_What is asked_
Filter the entries below, keeping every line that has the word "screenshot".

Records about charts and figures

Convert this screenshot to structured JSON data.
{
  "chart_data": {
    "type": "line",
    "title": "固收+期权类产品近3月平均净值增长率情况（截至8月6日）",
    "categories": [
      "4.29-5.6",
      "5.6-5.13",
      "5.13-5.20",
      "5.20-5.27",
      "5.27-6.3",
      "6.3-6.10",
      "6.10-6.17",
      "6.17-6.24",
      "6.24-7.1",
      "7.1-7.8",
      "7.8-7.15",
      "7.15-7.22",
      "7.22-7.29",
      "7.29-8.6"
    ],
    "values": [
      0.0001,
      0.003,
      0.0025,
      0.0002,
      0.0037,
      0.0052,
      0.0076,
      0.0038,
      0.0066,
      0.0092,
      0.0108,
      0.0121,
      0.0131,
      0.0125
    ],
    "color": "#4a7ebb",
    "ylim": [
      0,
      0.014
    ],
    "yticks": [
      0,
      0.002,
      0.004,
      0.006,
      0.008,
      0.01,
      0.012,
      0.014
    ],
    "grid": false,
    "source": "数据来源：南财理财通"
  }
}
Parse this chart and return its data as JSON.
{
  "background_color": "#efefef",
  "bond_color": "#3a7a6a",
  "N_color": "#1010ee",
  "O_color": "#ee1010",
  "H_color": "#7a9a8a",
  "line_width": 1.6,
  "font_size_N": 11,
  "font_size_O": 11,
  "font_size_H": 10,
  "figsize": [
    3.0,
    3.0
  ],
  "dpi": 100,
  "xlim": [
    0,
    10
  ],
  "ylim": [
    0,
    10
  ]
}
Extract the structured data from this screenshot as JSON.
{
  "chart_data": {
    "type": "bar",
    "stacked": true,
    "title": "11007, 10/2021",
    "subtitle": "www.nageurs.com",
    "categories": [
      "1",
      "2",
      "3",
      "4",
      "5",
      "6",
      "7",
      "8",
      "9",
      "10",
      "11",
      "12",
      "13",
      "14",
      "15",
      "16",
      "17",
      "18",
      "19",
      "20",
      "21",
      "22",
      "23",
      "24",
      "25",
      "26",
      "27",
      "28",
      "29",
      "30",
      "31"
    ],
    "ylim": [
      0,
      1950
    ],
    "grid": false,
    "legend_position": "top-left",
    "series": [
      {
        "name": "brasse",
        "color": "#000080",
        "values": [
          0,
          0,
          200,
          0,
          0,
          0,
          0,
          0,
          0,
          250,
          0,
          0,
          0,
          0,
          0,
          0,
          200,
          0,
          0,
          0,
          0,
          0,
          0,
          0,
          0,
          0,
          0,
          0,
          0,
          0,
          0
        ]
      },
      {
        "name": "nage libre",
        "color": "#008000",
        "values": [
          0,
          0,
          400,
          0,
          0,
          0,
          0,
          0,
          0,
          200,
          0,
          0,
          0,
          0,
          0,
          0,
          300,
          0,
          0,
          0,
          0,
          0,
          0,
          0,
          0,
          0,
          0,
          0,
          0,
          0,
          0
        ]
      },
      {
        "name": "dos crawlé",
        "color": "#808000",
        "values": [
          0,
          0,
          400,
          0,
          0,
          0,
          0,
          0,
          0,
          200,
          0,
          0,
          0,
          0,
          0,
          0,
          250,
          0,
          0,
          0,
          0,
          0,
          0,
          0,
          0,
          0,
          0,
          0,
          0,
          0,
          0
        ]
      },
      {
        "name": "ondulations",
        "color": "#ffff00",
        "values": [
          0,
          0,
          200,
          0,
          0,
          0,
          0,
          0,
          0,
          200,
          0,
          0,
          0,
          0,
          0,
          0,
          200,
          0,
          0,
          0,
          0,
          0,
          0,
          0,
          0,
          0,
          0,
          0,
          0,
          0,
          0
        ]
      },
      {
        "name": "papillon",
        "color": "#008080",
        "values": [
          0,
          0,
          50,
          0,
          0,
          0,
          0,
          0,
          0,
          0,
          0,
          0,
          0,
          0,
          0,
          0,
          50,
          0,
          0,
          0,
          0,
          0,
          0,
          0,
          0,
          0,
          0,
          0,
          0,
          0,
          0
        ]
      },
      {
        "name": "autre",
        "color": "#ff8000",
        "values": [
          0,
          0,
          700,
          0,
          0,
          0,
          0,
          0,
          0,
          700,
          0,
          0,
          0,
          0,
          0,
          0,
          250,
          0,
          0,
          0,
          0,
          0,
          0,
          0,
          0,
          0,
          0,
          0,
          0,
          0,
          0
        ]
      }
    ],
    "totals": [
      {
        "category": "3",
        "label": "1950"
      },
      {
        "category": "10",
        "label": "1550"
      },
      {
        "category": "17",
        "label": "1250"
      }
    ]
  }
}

_The completed task_
Convert this screenshot to structured JSON data.
Extract the structured data from this screenshot as JSON.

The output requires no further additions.